§ **Set tasks**
1. Output the passage of the forum thread on mold in fruit fly cultures starting at "I am also going" and ending at "to reduce competition).", unchanged.
2. In the forum thread on mold in fruit fly cultures, what does housing the flies in the dark prevent them from doing?
3. Resume the forum thread on mold in fruit fly cultures from the point where it stops.

I am going to add, that there is no difference in housing the cultures in the light/dark on mold growth. 

I am also going to add that housing the flies in the dark prevents them from converting beta carotene to vitamin A.. so you are actually providing a less nutritious fly. 

I am also unconvinced that vinegar plays a part in prevent A. niger overgrowths as this mold does very well in acidic enviroments (in fact it acidifys the growth media to reduce competition).

I microwave my cultures to sterilize the cups and media..... 

Ed


----------



## tommy2 (Feb 13, 2007)

Ok, good info. I am leaning towards the coffee filters as the issue. They are old ones I had found in my frog bin. How long do you microwave for? nuke filters too? Thanks!


----------



## ChrisK (Oct 28, 2008)

Ed, do you pretty much get zero mold now?


----------



## kinison (Jul 1, 2010)

I get 0 mold. Must be doing something right.


----------



## NathanB (Jan 21, 2008)

> 5) contaminated structures added for the flies


I had this problem in the past with excelsior that was contaminated.

§ **Listed records**
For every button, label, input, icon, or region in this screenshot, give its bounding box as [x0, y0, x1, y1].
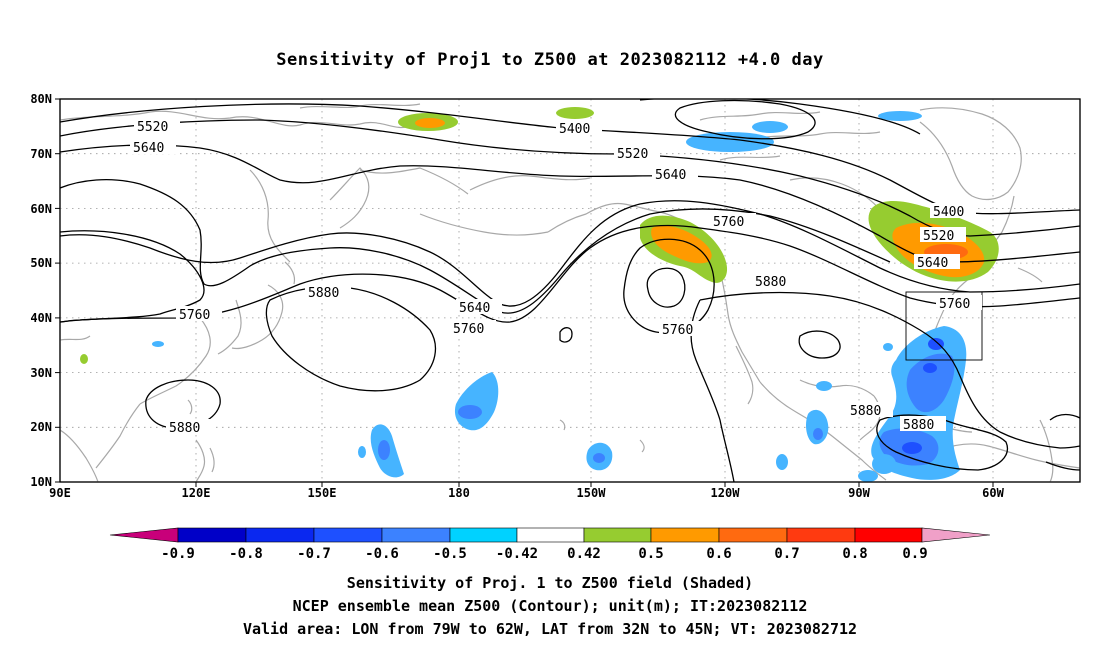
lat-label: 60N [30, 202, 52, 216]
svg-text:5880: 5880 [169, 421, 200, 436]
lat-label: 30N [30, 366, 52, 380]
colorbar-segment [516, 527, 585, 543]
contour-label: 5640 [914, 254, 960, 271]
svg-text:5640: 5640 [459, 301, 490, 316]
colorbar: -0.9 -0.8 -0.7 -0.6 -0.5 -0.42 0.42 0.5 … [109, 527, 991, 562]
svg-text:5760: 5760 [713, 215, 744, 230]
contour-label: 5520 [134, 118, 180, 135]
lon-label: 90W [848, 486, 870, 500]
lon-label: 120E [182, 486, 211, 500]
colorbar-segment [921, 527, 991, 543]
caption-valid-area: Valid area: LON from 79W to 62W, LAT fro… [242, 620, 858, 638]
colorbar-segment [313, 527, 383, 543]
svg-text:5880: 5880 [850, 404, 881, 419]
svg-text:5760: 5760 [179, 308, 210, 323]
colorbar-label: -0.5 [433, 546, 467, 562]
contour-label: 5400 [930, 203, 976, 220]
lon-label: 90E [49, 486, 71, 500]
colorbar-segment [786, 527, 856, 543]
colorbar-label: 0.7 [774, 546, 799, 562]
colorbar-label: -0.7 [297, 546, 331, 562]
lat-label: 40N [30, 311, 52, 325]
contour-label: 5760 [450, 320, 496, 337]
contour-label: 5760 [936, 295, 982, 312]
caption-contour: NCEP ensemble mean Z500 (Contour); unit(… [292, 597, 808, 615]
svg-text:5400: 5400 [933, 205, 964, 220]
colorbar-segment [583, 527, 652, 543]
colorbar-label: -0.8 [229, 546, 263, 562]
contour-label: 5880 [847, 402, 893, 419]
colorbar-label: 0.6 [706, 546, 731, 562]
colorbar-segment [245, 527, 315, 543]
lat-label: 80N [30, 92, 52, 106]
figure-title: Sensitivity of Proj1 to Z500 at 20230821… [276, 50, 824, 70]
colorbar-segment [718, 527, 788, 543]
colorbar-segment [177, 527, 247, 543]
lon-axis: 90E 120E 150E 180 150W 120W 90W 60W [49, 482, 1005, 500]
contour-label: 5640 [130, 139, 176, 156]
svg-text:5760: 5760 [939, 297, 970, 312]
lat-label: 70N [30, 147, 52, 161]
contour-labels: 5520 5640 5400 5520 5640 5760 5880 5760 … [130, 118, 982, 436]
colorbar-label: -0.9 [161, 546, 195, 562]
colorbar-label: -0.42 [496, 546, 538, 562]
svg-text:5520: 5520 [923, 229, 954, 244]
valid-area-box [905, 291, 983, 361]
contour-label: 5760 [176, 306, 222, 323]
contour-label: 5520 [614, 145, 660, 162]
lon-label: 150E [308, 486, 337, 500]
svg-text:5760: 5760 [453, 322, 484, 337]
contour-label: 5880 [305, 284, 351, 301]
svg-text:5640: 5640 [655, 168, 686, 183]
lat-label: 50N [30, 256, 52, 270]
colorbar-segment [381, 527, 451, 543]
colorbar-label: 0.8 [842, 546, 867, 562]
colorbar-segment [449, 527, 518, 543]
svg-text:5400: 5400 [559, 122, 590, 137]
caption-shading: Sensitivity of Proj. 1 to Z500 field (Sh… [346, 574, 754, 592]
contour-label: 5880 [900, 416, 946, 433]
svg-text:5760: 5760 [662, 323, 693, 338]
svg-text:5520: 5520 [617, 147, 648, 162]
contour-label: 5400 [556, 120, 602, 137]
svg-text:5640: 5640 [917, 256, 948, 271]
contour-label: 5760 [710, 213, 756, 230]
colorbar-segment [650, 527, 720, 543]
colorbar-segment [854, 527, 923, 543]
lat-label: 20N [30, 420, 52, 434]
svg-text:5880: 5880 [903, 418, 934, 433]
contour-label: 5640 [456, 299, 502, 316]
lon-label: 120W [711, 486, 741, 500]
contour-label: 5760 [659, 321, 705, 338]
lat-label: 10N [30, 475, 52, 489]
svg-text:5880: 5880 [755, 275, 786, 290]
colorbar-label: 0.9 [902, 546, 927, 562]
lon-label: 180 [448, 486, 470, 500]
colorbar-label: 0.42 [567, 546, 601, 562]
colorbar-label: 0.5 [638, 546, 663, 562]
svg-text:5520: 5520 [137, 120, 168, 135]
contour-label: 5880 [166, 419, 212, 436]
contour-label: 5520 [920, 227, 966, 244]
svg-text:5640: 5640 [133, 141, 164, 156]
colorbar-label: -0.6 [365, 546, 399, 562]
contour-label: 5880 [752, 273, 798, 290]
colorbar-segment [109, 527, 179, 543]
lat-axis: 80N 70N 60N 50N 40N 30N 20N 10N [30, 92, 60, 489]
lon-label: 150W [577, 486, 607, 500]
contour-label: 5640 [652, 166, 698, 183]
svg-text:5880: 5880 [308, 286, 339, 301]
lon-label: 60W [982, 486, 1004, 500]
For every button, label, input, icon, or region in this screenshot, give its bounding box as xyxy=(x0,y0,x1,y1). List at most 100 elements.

§ **Outputs by task**
1.
I am also going to add that housing the flies in the dark prevents them from converting beta carotene to vitamin A.. so you are actually providing a less nutritious fly. 

I am also unconvinced that vinegar plays a part in prevent A. niger overgrowths as this mold does very well in acidic enviroments (in fact it acidifys the growth media to reduce competition).

2. It prevents them from converting beta carotene to vitamin A.

3.
----------



## Ed (Sep 19, 2004)

ChrisK said:


> Ed, do you pretty much get zero mold now?


 
I haven't had a case of mold in years. I do see cases of yeast overgrowth (a slimy white coating). 

Ed


----------



## Pumilo (Sep 4, 2010)

Agree with Kinnison. I switched away from vinegar, to Methyl Paraben, years ago. Production went up. Never had a problem with mold again. Josh's frogs has a great price on Methyl Paraben.

Also agree with Ed. I either nuke all my cultures, or start them with boiling water. This also eliminates on possible contamination of grain mites riding in on your media.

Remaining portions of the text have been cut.